- GIVEN INSTRUCTION: Locate the word "Сніжинка" in the entries below, then gather every line that holds it.

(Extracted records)
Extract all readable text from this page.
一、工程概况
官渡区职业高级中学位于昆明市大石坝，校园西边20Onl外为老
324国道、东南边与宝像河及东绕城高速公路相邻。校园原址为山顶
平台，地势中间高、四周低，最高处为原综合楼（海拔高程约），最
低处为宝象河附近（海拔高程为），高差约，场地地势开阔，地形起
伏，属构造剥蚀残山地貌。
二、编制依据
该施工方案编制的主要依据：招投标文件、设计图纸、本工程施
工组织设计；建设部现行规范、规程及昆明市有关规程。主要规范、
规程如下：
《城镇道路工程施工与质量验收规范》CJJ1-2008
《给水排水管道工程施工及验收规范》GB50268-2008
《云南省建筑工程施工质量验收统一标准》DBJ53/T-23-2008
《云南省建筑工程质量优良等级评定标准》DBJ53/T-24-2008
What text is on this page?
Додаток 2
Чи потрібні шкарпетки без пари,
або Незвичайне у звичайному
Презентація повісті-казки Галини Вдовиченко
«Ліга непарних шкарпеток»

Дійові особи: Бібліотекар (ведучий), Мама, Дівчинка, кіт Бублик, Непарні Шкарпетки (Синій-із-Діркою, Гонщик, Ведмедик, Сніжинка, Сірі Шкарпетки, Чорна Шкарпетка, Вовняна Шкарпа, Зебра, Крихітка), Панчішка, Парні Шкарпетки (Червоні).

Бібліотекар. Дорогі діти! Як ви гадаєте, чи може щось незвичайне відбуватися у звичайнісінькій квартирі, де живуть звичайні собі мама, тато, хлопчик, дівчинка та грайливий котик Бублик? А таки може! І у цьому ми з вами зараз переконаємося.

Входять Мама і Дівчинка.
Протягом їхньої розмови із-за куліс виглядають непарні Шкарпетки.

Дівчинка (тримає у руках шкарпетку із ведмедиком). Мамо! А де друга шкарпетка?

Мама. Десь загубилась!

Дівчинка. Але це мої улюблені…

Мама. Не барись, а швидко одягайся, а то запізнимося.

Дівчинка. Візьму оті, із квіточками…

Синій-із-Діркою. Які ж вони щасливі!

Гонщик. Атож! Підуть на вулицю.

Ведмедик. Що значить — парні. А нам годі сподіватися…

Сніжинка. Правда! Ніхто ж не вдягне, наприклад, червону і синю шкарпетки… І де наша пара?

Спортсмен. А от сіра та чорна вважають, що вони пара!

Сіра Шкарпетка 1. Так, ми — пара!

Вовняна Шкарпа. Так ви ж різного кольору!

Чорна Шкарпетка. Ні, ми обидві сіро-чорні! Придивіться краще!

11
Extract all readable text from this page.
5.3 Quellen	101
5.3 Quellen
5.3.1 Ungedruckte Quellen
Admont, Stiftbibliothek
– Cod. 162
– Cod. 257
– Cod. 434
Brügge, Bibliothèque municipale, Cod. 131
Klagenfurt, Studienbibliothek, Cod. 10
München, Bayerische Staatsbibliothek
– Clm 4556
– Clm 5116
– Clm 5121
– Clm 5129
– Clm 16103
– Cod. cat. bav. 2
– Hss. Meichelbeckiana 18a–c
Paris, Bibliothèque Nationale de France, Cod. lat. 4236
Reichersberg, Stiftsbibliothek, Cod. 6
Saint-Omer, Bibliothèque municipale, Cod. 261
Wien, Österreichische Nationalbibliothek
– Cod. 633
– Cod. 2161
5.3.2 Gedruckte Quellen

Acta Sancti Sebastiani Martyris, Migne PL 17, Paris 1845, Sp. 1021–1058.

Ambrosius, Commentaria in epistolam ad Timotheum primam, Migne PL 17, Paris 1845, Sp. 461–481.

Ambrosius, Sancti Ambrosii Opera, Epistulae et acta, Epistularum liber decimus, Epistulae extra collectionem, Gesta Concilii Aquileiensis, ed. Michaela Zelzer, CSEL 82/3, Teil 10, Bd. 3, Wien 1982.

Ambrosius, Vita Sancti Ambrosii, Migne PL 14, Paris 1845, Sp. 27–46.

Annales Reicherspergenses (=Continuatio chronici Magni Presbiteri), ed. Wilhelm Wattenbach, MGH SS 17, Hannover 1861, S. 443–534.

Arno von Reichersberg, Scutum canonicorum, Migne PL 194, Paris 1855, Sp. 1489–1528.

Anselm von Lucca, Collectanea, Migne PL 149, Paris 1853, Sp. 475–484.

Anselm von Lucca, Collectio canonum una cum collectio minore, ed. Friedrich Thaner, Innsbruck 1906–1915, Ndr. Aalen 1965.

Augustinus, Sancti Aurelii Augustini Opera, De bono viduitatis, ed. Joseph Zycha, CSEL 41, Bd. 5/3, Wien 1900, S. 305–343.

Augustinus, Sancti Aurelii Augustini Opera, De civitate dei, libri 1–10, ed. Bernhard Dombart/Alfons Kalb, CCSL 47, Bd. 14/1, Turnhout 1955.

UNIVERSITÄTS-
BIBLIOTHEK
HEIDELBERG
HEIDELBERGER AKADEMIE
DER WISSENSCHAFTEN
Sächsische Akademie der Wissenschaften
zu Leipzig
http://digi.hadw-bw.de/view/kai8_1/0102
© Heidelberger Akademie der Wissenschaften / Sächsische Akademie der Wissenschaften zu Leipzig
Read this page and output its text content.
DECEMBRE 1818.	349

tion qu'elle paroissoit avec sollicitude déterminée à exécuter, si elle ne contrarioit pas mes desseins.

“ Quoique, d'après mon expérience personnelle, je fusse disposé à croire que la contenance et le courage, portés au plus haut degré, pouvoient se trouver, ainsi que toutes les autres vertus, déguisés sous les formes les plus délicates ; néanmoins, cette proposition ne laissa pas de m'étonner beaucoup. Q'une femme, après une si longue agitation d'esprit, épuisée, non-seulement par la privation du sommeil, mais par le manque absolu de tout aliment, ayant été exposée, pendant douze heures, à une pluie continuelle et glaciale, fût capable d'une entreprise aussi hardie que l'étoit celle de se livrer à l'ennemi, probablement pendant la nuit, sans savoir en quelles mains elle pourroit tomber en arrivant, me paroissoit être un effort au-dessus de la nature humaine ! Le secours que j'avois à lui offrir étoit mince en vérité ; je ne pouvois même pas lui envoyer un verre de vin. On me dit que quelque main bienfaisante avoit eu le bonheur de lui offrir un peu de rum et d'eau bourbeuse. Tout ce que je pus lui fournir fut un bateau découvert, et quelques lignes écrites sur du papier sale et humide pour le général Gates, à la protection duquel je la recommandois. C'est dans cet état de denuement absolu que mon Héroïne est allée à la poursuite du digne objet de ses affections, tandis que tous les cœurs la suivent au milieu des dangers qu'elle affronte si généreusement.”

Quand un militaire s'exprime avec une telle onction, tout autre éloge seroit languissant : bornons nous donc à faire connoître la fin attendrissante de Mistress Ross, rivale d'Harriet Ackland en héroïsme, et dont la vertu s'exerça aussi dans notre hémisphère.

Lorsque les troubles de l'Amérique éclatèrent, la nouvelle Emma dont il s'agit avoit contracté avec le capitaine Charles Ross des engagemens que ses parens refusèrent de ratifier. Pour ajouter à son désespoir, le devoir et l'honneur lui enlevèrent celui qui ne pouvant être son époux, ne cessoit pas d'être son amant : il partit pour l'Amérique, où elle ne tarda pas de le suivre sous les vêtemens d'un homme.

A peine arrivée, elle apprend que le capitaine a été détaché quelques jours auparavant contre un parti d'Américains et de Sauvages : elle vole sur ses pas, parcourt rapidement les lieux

- EXERCISE ANSWER:
Дійові особи: Бібліотекар (ведучий), Мама, Дівчинка, кіт Бублик, Непарні Шкарпетки (Синій-із-Діркою, Гонщик, Ведмедик, Сніжинка, Сірі Шкарпетки, Чорна Шкарпетка, Вовняна Шкарпа, Зебра, Крихітка), Панчішка, Парні Шкарпетки (Червоні).
Сніжинка. Правда! Ніхто ж не вдягне, наприклад, червону і синю шкарпетки… І де наша пара?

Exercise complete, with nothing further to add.